→ **Job**: Write out the whole listing again, exactly as given.

Dataset items
■ ■ ■ ■ ■ ■ ■

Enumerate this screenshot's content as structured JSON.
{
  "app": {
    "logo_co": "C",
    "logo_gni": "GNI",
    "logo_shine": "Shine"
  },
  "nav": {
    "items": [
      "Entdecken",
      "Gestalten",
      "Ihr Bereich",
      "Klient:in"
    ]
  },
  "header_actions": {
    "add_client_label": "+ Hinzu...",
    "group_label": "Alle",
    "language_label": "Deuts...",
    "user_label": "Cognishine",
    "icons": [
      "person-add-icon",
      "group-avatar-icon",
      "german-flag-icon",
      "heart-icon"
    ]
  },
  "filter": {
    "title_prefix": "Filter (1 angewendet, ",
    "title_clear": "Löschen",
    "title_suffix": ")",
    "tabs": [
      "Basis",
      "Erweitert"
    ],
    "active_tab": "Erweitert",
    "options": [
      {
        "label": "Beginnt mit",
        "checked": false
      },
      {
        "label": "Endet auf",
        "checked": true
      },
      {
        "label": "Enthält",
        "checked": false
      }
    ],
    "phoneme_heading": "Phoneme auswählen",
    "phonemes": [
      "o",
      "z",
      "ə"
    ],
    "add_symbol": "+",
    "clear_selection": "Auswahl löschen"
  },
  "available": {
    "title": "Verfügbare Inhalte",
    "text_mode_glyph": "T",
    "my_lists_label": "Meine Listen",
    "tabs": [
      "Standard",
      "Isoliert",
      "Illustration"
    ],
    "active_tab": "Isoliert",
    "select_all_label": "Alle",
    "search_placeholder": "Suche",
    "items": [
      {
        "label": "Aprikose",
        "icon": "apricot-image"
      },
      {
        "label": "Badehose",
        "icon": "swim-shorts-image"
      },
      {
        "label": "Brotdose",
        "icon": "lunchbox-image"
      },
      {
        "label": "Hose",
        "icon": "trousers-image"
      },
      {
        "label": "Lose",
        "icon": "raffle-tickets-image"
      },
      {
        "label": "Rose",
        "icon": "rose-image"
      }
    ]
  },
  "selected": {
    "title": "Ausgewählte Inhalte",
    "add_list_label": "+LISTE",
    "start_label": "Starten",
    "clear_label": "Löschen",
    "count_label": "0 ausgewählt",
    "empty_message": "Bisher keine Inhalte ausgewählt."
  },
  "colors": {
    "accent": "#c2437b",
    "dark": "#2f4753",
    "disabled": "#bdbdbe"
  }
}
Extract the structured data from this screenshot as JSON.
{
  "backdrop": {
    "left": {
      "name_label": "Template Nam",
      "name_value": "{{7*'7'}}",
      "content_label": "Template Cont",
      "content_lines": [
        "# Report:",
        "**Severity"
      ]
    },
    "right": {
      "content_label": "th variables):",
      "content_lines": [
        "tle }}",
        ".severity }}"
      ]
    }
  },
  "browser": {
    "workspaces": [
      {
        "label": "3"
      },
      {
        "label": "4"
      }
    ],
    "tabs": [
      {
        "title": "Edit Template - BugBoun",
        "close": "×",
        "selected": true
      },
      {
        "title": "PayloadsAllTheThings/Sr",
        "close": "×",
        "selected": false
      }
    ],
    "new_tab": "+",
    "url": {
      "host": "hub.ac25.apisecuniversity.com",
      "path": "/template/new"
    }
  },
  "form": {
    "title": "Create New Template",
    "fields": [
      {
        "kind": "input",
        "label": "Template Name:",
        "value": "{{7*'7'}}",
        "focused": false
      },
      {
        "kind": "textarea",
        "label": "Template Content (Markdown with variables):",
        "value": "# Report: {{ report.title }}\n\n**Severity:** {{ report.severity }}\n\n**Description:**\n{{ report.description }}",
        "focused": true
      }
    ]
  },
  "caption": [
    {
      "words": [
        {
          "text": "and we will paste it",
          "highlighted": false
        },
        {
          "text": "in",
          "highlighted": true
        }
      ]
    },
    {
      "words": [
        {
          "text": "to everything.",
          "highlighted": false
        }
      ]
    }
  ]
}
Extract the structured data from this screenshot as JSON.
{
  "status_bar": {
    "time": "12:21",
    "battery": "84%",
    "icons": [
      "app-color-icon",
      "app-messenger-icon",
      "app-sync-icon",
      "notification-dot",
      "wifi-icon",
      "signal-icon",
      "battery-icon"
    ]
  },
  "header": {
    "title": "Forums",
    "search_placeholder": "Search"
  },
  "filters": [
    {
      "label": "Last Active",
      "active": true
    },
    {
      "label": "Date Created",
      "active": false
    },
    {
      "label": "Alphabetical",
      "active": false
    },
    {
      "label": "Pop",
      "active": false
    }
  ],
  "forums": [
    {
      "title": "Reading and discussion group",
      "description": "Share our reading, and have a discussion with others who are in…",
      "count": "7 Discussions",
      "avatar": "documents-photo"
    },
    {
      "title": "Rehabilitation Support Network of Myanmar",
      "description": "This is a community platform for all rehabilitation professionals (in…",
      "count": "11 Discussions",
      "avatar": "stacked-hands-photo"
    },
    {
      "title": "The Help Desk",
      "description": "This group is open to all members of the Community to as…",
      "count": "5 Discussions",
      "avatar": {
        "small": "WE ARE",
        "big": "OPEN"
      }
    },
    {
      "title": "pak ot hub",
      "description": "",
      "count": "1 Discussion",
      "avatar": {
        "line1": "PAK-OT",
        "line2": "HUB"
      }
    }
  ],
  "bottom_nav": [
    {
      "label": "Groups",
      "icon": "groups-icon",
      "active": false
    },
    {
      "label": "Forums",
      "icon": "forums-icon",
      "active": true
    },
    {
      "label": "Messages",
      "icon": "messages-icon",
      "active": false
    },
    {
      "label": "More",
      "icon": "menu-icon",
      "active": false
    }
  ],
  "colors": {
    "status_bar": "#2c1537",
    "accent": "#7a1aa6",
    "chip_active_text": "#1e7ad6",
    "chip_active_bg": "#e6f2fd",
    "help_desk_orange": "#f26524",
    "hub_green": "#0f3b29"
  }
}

■ ■ ■ ■ ■ ■ ■

→ **Task solution**:
Enumerate this screenshot's content as structured JSON.
{
  "app": {
    "logo_co": "C",
    "logo_gni": "GNI",
    "logo_shine": "Shine"
  },
  "nav": {
    "items": [
      "Entdecken",
      "Gestalten",
      "Ihr Bereich",
      "Klient:in"
    ]
  },
  "header_actions": {
    "add_client_label": "+ Hinzu...",
    "group_label": "Alle",
    "language_label": "Deuts...",
    "user_label": "Cognishine",
    "icons": [
      "person-add-icon",
      "group-avatar-icon",
      "german-flag-icon",
      "heart-icon"
    ]
  },
  "filter": {
    "title_prefix": "Filter (1 angewendet, ",
    "title_clear": "Löschen",
    "title_suffix": ")",
    "tabs": [
      "Basis",
      "Erweitert"
    ],
    "active_tab": "Erweitert",
    "options": [
      {
        "label": "Beginnt mit",
        "checked": false
      },
      {
        "label": "Endet auf",
        "checked": true
      },
      {
        "label": "Enthält",
        "checked": false
      }
    ],
    "phoneme_heading": "Phoneme auswählen",
    "phonemes": [
      "o",
      "z",
      "ə"
    ],
    "add_symbol": "+",
    "clear_selection": "Auswahl löschen"
  },
  "available": {
    "title": "Verfügbare Inhalte",
    "text_mode_glyph": "T",
    "my_lists_label": "Meine Listen",
    "tabs": [
      "Standard",
      "Isoliert",
      "Illustration"
    ],
    "active_tab": "Isoliert",
    "select_all_label": "Alle",
    "search_placeholder": "Suche",
    "items": [
      {
        "label": "Aprikose",
        "icon": "apricot-image"
      },
      {
        "label": "Badehose",
        "icon": "swim-shorts-image"
      },
      {
        "label": "Brotdose",
        "icon": "lunchbox-image"
      },
      {
        "label": "Hose",
        "icon": "trousers-image"
      },
      {
        "label": "Lose",
        "icon": "raffle-tickets-image"
      },
      {
        "label": "Rose",
        "icon": "rose-image"
      }
    ]
  },
  "selected": {
    "title": "Ausgewählte Inhalte",
    "add_list_label": "+LISTE",
    "start_label": "Starten",
    "clear_label": "Löschen",
    "count_label": "0 ausgewählt",
    "empty_message": "Bisher keine Inhalte ausgewählt."
  },
  "colors": {
    "accent": "#c2437b",
    "dark": "#2f4753",
    "disabled": "#bdbdbe"
  }
}
Extract the structured data from this screenshot as JSON.
{
  "backdrop": {
    "left": {
      "name_label": "Template Nam",
      "name_value": "{{7*'7'}}",
      "content_label": "Template Cont",
      "content_lines": [
        "# Report:",
        "**Severity"
      ]
    },
    "right": {
      "content_label": "th variables):",
      "content_lines": [
        "tle }}",
        ".severity }}"
      ]
    }
  },
  "browser": {
    "workspaces": [
      {
        "label": "3"
      },
      {
        "label": "4"
      }
    ],
    "tabs": [
      {
        "title": "Edit Template - BugBoun",
        "close": "×",
        "selected": true
      },
      {
        "title": "PayloadsAllTheThings/Sr",
        "close": "×",
        "selected": false
      }
    ],
    "new_tab": "+",
    "url": {
      "host": "hub.ac25.apisecuniversity.com",
      "path": "/template/new"
    }
  },
  "form": {
    "title": "Create New Template",
    "fields": [
      {
        "kind": "input",
        "label": "Template Name:",
        "value": "{{7*'7'}}",
        "focused": false
      },
      {
        "kind": "textarea",
        "label": "Template Content (Markdown with variables):",
        "value": "# Report: {{ report.title }}\n\n**Severity:** {{ report.severity }}\n\n**Description:**\n{{ report.description }}",
        "focused": true
      }
    ]
  },
  "caption": [
    {
      "words": [
        {
          "text": "and we will paste it",
          "highlighted": false
        },
        {
          "text": "in",
          "highlighted": true
        }
      ]
    },
    {
      "words": [
        {
          "text": "to everything.",
          "highlighted": false
        }
      ]
    }
  ]
}
Extract the structured data from this screenshot as JSON.
{
  "status_bar": {
    "time": "12:21",
    "battery": "84%",
    "icons": [
      "app-color-icon",
      "app-messenger-icon",
      "app-sync-icon",
      "notification-dot",
      "wifi-icon",
      "signal-icon",
      "battery-icon"
    ]
  },
  "header": {
    "title": "Forums",
    "search_placeholder": "Search"
  },
  "filters": [
    {
      "label": "Last Active",
      "active": true
    },
    {
      "label": "Date Created",
      "active": false
    },
    {
      "label": "Alphabetical",
      "active": false
    },
    {
      "label": "Pop",
      "active": false
    }
  ],
  "forums": [
    {
      "title": "Reading and discussion group",
      "description": "Share our reading, and have a discussion with others who are in…",
      "count": "7 Discussions",
      "avatar": "documents-photo"
    },
    {
      "title": "Rehabilitation Support Network of Myanmar",
      "description": "This is a community platform for all rehabilitation professionals (in…",
      "count": "11 Discussions",
      "avatar": "stacked-hands-photo"
    },
    {
      "title": "The Help Desk",
      "description": "This group is open to all members of the Community to as…",
      "count": "5 Discussions",
      "avatar": {
        "small": "WE ARE",
        "big": "OPEN"
      }
    },
    {
      "title": "pak ot hub",
      "description": "",
      "count": "1 Discussion",
      "avatar": {
        "line1": "PAK-OT",
        "line2": "HUB"
      }
    }
  ],
  "bottom_nav": [
    {
      "label": "Groups",
      "icon": "groups-icon",
      "active": false
    },
    {
      "label": "Forums",
      "icon": "forums-icon",
      "active": true
    },
    {
      "label": "Messages",
      "icon": "messages-icon",
      "active": false
    },
    {
      "label": "More",
      "icon": "menu-icon",
      "active": false
    }
  ],
  "colors": {
    "status_bar": "#2c1537",
    "accent": "#7a1aa6",
    "chip_active_text": "#1e7ad6",
    "chip_active_bg": "#e6f2fd",
    "help_desk_orange": "#f26524",
    "hub_green": "#0f3b29"
  }
}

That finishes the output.